La puanteur qui émane de la Tamise est si forte qu’elle est perceptible à plusieurs kilomètres à la ronde. Elle atteint son paroxysme entre le 30 juin et le 2 juillet 1858, lorsque le vent souffle du sud-ouest vers le nord-est. Elle envahit les quartiers les plus peuplés et les plus riches de Londres, comme Westminster, Whitehall ou Mayfair.
La presse s’empare du phénomène et le baptise la “Grande Puanteur”. Elle décrit avec force détails l’aspect et l’odeur de la Tamise, qu’elle compare à un “lac stagnant”, à un “marécage pestilentiel” ou à un “fleuve de mort”. Elle rapporte aussi les témoignages des habitants qui se plaignent de l’inaction des autorités face à cette situation intolérable.
Une maladie venue d’Orient
Le choléra est une maladie causée par une bactérie appelée Vibrio cholerae. Elle se transmet par l’ingestion d’eau ou d’aliments contaminés par des matières fécales. La maladie provoque une diarrhée sévère et une déshydratation. Elle peut entraîner la mort en quelques heures.
Le choléra est originaire du delta du Gange, en Inde. Il était connu depuis l’Antiquité. Au XIXe siècle, il se propage dans le monde entier grâce aux voyages maritimes et aux migrations. Il provoque six pandémies qui font des millions de victimes sur tous les continents.
Le fléau du XIXe siècle
La première pandémie atteint Londres en 1831. Elle fait plus de 6 000 morts. Les épidémies suivantes sont encore plus meurtrières. Notamment celle de 1848-1849, qui tue plus de 14 000 personnes à Londres et plus de 50 000 dans toute l’Angleterre.

Consigne: Prolongez, s'il vous plaît, le texte sur la Grande Puanteur et le choléra à Londres en reprenant après sa dernière phrase.

Données:
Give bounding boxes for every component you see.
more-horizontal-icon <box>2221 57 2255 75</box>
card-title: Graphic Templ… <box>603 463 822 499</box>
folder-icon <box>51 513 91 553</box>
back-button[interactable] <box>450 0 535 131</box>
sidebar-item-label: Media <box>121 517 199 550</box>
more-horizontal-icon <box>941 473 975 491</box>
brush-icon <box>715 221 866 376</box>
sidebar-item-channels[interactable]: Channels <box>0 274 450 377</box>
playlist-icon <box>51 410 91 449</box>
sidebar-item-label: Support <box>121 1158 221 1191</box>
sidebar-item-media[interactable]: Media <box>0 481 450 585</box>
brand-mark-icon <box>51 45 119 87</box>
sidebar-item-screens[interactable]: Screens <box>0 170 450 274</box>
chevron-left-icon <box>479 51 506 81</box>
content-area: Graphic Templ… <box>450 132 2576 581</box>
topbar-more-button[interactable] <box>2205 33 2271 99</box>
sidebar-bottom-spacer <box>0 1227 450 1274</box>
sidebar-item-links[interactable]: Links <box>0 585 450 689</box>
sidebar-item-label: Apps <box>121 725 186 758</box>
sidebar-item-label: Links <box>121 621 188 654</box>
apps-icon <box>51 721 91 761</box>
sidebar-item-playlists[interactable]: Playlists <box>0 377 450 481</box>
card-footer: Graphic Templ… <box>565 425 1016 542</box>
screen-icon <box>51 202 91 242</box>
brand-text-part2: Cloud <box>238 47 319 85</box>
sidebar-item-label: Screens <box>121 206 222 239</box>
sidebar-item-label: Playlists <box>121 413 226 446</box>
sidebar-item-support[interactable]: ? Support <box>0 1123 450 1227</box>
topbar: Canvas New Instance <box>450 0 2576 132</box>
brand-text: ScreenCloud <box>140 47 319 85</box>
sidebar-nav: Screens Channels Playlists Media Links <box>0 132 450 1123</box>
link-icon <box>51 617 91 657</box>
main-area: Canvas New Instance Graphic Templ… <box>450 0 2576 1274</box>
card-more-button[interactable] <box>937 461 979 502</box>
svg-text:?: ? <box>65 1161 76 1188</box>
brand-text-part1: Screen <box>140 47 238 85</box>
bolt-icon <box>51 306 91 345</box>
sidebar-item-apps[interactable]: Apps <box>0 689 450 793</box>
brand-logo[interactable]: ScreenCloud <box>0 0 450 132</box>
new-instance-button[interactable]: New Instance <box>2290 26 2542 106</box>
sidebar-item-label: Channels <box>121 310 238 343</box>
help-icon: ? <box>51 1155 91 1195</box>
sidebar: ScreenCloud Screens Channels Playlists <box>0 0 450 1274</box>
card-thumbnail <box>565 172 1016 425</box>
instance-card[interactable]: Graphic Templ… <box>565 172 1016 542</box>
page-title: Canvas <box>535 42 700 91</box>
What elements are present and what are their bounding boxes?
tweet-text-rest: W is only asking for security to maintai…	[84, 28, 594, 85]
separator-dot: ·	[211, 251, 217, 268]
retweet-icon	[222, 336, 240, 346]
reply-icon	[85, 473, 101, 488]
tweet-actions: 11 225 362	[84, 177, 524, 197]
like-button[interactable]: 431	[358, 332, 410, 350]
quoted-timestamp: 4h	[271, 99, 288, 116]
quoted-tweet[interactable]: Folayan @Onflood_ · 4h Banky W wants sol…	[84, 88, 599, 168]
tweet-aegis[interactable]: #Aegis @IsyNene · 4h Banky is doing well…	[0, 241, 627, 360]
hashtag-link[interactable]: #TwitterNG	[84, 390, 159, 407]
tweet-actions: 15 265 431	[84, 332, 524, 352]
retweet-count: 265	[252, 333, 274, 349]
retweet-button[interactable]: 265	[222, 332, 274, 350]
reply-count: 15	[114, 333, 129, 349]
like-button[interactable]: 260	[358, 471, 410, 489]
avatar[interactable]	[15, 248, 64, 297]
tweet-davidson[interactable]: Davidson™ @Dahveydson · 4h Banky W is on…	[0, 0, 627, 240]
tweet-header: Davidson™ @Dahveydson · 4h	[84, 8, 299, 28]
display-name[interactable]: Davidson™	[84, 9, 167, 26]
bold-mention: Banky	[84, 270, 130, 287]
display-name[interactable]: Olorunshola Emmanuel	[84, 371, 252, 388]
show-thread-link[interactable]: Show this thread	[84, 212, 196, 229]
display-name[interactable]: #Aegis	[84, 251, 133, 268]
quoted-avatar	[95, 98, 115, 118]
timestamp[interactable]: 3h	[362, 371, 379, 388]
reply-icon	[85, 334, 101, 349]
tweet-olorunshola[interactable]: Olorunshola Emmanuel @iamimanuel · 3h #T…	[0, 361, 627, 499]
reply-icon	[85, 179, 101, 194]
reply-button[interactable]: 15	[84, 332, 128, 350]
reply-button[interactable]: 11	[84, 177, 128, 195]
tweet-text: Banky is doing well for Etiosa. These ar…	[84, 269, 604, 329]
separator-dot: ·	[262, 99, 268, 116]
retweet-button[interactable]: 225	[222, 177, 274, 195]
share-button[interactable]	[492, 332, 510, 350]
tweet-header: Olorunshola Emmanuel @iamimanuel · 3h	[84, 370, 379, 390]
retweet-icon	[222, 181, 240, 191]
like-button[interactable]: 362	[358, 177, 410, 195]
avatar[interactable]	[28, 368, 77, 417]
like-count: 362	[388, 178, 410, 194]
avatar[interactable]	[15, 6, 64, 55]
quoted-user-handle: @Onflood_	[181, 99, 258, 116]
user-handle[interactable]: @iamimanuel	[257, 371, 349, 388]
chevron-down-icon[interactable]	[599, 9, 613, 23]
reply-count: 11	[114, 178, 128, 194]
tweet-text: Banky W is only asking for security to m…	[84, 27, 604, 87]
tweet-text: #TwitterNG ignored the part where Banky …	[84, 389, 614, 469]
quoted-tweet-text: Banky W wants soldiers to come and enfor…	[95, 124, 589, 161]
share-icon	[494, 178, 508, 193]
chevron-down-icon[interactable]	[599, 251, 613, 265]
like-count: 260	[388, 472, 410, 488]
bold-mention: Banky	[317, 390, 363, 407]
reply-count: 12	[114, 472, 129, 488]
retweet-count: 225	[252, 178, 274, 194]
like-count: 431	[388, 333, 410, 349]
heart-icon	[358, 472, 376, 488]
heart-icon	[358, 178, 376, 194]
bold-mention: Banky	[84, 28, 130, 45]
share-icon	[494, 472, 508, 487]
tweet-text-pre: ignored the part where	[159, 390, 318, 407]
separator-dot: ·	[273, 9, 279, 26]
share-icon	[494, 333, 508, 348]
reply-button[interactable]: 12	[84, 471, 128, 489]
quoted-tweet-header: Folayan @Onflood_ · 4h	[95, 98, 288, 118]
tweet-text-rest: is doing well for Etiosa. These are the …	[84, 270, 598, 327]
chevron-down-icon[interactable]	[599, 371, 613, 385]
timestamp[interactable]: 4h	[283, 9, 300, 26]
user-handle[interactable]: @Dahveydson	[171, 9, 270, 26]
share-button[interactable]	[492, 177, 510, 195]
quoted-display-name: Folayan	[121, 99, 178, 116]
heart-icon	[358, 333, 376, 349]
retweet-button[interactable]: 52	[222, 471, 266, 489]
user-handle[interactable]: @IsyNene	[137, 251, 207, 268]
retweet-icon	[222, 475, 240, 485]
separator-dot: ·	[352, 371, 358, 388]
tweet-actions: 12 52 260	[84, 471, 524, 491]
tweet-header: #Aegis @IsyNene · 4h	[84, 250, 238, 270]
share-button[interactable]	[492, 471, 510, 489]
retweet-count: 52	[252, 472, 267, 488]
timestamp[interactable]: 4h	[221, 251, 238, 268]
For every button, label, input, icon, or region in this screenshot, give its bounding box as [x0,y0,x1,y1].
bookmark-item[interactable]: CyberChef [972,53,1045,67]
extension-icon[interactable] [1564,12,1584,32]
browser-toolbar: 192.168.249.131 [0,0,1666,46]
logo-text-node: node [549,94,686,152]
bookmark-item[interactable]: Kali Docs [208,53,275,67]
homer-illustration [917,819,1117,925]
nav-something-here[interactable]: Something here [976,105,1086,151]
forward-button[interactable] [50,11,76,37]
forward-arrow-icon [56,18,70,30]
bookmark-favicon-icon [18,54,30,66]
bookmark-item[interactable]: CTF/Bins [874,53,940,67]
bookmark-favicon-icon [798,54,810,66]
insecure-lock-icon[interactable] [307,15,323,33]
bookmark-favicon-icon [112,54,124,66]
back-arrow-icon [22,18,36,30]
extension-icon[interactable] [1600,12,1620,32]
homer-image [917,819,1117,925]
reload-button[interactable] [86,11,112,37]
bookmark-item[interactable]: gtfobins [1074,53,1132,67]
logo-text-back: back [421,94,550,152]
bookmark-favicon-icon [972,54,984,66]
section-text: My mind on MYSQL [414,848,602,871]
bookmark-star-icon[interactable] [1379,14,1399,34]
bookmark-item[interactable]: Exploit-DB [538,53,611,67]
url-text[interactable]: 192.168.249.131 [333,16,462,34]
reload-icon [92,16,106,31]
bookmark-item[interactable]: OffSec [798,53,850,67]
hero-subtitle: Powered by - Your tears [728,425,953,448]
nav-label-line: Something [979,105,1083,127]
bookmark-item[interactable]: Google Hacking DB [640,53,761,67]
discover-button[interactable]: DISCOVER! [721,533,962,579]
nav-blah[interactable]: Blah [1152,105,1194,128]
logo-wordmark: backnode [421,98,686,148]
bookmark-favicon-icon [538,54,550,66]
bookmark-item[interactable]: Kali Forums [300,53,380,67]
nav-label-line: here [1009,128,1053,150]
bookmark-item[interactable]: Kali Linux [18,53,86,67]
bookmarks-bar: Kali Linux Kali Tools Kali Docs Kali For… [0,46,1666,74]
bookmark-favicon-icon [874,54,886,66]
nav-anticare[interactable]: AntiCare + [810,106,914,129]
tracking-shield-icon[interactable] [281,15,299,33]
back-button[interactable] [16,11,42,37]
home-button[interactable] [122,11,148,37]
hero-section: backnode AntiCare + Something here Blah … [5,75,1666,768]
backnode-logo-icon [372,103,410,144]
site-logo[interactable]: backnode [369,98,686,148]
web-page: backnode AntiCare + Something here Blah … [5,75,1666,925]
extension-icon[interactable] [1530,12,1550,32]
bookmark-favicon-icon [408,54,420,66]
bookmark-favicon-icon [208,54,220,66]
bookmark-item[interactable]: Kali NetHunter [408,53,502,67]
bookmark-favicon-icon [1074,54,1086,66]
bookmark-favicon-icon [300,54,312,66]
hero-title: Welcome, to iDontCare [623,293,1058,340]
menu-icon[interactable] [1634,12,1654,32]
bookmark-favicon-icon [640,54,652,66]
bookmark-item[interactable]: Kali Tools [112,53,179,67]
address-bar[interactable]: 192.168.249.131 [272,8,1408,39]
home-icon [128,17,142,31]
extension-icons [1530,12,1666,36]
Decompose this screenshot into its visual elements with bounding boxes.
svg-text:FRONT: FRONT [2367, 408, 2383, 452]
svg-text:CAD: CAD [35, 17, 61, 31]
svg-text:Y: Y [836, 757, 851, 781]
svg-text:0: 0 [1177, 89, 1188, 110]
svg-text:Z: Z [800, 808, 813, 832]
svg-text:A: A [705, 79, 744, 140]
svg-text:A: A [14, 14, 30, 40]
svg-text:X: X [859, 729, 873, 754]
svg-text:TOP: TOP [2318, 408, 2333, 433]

Réponse:
À l’époque, on ignore l’origine exacte du choléra. Beaucoup pensent qu’il est causé par les miasmes, c’est-à-dire les émanations toxiques provenant des matières en décomposition. En réalité, le choléra est lié à la consommation d’eau polluée par les eaux usées.
La découverte de John Snow
C’est ce que découvre le médecin John Snow en 1854. Il localise la source de l’épidémie dans le quartier de Soho à une pompe à eau publique située sur Broad Street. Il réussit à convaincre les autorités de retirer le manche de la pompe, ce qui met fin à l’épidémie dans ce secteur.
Snow publie ses résultats dans un ouvrage intitulé On the Mode of Communication of Cholera. Il y expose sa théorie selon laquelle le choléra se transmet par l’eau et non par l’air. Pour étayer son propos, il utilise des cartes et des statistiques. Il est considéré comme l’un des pionniers de l’épidémiologie moderne.
Une réforme de l’assainissement urbain
Pour mettre fin à la crise sanitaire qui menace Londres, il faut construire un système d’égouts. Ce système doit éloigner les déchets humains de la Tamise et fournir une eau propre aux habitants. C’est ce que réalise l’ingénieur Joseph Bazalgette. Il conçoit un réseau souterrain de plus de 2 000 kilomètres d’égouts pour collecter les eaux usées et les transporter vers l’estuaire de la Tamise. Là, elles sont rejetées à la marée descendante.
Bazalgette prévoit des égouts suffisamment grands pour supporter une augmentation de la population et des précipitations. Il calcule le diamètre des égouts en fonction de la densité de population. Puis il le double par précaution. Grâce à cette marge de sécurité, le système d’égouts peut fonctionner sans débordement jusqu’en 1960.
Le projet de Bazalgette nécessite également de réduire la largeur de la Tamise et d’accélérer son débit. Il construit des digues le long des rives. Cela permet de créer de l’espace pour les tuyaux d’égout et de gaz, ainsi que pour des promenades et des espaces verts.
Le coût total du projet est d’environ 2,5 millions de livres sterling. Soit l’équivalent de près de 300 millions de livres sterling actuels. Le Parlement accepte de financer le projet en 1858, après avoir été convaincu par la “Grande Puanteur”. Le projet est achevé en 1875.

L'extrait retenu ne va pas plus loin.